PAGE EXCERPT —
* * * *
Old hands will tell you that September is the worst month of the year for stocks. Usually August also is a down month as well. Instead the market surprised us by going significantly up strongly in August. We paid the price in September as markets in September fell, Dow -2.28% S&P -3,92% Nasdaq -5.16%. Even so, the third quarter ended up positively – Dow 7.62% S&P 8.47% Nasdaq 11.02%. In fact even with this week’s hard selling at the end, it was still positive for the week.

If you were pressing your luck and pushing risk you probably didn’t notice how well the market has held up. I can’t give you an iron-clad reasoning as to why the stock market indexes are performing so well. Commentators have set about to blame the Robinhood traders and comparing this market to the bubblicious dates of the late 1990s. I heartily disagree. Are there inflated areas of the market? Sure of course, but there always are certain sectors that have bubbly valuations. Some actually end up being justified, others not so much. SPACs are looking to be hiding some rotten eggs, and my next piece will address that. As far as this market is concerned, this market is telling us something that’s contrary to what the commentators are telling us. It’s telling us that a powerful economic uptrend is happening, and that the V-shaped recovery in stocks at least is intact. This good news is at least true for public companies. My heart hurts for Main Street, which will not be so lucky. I hope our leaders create a “Marshall Plan” for small businesses. Since trading is our purview, let’s put that aside and continue with the analysis.
* * * *
RECORDS —
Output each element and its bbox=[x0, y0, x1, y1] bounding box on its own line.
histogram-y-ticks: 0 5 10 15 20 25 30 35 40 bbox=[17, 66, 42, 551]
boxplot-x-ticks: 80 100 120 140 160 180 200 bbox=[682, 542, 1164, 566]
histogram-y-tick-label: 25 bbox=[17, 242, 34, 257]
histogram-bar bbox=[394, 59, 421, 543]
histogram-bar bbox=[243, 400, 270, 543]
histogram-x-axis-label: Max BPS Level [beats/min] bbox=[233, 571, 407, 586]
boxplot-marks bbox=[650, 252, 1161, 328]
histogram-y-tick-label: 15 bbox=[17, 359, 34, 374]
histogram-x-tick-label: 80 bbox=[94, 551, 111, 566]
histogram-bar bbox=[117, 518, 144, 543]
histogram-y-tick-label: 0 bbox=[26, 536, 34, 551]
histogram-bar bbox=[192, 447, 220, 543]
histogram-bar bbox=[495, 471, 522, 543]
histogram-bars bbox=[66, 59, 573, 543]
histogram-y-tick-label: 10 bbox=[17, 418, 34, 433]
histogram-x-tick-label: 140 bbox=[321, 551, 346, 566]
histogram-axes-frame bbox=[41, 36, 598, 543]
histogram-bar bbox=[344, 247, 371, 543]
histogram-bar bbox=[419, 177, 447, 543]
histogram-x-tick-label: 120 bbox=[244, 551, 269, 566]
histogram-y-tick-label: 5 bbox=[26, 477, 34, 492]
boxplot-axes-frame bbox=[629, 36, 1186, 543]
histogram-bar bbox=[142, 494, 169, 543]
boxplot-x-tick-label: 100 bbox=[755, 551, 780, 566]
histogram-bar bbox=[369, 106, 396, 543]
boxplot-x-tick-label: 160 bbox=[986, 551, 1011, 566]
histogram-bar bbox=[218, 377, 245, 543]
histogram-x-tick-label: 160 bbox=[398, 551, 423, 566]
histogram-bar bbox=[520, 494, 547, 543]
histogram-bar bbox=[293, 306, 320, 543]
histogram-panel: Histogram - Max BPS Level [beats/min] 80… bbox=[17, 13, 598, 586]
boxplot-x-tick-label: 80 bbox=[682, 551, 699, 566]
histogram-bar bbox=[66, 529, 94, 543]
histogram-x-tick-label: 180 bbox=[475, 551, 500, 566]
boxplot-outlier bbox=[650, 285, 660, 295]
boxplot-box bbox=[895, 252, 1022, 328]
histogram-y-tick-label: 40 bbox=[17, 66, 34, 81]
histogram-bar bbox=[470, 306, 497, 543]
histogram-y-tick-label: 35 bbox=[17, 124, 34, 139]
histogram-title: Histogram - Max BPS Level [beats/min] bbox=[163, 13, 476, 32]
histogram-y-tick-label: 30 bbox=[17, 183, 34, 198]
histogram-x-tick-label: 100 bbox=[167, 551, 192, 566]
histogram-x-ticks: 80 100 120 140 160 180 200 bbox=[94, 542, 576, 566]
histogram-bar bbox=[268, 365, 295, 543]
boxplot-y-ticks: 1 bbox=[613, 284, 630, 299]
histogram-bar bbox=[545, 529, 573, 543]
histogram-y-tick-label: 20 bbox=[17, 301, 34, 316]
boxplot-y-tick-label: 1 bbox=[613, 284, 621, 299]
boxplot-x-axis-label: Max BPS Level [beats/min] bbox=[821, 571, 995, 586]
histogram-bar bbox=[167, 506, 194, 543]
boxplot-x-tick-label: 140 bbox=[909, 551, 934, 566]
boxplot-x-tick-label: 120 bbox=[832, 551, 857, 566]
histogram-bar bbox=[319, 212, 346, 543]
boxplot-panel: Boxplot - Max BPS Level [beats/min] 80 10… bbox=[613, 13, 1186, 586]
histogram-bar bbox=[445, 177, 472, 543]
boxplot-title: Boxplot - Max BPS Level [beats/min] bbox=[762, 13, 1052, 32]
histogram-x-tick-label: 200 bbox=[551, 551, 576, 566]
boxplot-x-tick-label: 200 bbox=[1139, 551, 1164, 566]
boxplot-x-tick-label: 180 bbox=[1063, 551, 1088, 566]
* * * *
TASK GOAL —
Print the part of the market commentary starting at "Old hands will" and ending at "for the week.". Work only from the market commentary above.

TASK RESPONSE —
Old hands will tell you that September is the worst month of the year for stocks. Usually August also is a down month as well. Instead the market surprised us by going significantly up strongly in August. We paid the price in September as markets in September fell, Dow -2.28% S&P -3,92% Nasdaq -5.16%. Even so, the third quarter ended up positively – Dow 7.62% S&P 8.47% Nasdaq 11.02%. In fact even with this week’s hard selling at the end, it was still positive for the week.